> **Aim**: For the entries that follow, state how many lines include the word "Corrected", giving the number and nothing else.

> **Extracted entries**:

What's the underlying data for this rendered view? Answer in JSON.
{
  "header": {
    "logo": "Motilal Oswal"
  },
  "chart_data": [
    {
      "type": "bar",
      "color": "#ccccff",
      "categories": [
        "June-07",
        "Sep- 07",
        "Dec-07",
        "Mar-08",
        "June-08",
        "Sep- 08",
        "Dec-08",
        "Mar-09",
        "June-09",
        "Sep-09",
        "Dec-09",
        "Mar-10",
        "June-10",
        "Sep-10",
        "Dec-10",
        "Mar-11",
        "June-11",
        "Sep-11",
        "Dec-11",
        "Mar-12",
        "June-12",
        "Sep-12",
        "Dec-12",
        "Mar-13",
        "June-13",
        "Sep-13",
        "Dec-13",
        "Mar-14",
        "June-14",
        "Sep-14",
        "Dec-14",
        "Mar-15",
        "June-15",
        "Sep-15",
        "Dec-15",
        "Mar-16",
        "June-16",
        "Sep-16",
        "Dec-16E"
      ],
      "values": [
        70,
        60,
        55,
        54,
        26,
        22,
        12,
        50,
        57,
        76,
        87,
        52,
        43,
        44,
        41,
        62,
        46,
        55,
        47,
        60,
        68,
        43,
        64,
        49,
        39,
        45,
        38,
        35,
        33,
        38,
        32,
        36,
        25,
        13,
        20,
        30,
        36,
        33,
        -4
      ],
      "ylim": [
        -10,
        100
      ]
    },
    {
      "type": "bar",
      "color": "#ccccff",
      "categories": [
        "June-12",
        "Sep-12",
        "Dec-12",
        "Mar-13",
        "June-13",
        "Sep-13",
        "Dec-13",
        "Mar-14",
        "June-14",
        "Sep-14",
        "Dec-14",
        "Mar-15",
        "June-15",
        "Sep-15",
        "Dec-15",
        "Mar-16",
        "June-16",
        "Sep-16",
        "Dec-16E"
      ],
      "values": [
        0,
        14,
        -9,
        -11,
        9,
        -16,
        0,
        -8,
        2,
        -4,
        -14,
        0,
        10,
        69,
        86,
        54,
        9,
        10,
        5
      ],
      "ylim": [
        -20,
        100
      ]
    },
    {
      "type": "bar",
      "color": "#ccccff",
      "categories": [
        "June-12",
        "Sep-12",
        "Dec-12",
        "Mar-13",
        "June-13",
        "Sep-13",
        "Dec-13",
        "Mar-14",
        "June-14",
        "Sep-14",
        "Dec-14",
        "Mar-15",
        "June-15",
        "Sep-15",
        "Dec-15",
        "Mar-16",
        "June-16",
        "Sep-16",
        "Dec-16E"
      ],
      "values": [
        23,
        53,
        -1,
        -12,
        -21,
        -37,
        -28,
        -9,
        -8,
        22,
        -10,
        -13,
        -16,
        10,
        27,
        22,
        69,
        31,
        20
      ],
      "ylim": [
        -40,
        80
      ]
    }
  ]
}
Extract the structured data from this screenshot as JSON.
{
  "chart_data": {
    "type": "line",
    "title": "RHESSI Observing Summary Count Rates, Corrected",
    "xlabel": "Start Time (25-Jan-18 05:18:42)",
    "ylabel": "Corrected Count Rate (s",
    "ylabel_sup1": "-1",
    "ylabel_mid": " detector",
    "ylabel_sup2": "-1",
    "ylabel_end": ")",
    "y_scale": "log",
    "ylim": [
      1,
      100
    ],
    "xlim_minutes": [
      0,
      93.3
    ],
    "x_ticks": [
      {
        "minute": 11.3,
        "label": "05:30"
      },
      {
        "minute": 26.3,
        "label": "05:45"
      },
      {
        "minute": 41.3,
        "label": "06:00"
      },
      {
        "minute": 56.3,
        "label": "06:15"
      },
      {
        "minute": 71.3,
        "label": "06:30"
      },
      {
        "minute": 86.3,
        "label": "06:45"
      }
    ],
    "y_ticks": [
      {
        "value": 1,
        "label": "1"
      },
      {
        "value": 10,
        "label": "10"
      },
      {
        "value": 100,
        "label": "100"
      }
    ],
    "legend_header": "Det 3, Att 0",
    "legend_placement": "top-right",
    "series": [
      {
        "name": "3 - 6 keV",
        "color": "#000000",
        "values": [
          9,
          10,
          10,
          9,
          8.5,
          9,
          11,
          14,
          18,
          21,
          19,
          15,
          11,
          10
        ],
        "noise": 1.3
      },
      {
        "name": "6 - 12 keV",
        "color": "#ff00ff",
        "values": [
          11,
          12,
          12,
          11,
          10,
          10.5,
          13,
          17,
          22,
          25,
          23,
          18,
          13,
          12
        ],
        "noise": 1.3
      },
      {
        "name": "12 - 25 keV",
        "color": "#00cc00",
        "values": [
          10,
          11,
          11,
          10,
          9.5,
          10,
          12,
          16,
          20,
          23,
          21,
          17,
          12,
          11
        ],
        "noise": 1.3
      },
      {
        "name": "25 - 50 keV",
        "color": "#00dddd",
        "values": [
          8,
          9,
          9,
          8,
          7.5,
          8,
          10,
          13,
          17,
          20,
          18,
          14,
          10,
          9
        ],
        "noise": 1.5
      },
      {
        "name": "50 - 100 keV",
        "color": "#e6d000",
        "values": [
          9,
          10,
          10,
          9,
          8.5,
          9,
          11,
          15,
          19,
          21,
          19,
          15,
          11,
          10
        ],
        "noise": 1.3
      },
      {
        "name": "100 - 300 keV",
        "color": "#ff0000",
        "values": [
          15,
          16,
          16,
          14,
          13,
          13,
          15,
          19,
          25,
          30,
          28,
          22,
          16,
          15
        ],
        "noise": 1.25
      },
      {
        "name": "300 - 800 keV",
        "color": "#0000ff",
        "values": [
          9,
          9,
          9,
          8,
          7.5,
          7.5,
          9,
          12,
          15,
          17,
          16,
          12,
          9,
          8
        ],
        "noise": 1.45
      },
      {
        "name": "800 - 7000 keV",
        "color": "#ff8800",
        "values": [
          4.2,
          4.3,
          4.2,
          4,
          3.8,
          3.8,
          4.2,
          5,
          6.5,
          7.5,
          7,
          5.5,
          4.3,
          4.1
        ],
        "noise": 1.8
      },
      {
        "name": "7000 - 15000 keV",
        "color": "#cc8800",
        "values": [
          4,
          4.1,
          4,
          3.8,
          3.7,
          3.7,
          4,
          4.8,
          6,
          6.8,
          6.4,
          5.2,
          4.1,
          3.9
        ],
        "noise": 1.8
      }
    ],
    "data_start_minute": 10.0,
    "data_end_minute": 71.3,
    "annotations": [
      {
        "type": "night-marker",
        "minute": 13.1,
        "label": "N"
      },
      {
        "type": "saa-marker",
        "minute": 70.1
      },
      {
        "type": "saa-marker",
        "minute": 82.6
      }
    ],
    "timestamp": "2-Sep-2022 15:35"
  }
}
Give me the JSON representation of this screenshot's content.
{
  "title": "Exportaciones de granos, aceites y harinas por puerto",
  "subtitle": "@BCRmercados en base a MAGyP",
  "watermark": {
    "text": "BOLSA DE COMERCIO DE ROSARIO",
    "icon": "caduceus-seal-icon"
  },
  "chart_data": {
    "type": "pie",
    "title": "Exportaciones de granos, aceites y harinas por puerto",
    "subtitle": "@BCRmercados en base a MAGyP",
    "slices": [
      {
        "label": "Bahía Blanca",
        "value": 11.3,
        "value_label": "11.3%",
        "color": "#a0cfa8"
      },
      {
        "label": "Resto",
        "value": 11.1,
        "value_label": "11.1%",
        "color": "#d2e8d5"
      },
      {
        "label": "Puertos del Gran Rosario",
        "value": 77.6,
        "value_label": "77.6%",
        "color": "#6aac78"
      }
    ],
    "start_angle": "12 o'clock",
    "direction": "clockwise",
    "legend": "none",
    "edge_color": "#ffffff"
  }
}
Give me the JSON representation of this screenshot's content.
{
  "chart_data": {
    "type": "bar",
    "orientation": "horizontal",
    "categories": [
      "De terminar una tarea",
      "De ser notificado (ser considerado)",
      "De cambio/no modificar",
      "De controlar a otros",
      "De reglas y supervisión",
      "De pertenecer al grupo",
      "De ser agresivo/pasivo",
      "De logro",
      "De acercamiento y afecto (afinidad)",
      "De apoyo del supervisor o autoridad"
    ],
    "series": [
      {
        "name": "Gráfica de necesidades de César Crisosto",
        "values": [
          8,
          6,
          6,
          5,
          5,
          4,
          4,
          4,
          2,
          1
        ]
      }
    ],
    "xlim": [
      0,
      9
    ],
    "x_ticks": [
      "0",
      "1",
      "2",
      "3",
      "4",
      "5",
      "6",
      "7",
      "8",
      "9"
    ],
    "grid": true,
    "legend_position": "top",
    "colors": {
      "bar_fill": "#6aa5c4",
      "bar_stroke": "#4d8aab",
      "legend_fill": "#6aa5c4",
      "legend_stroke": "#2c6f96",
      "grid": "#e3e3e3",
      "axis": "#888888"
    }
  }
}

> **Exercise result**: 2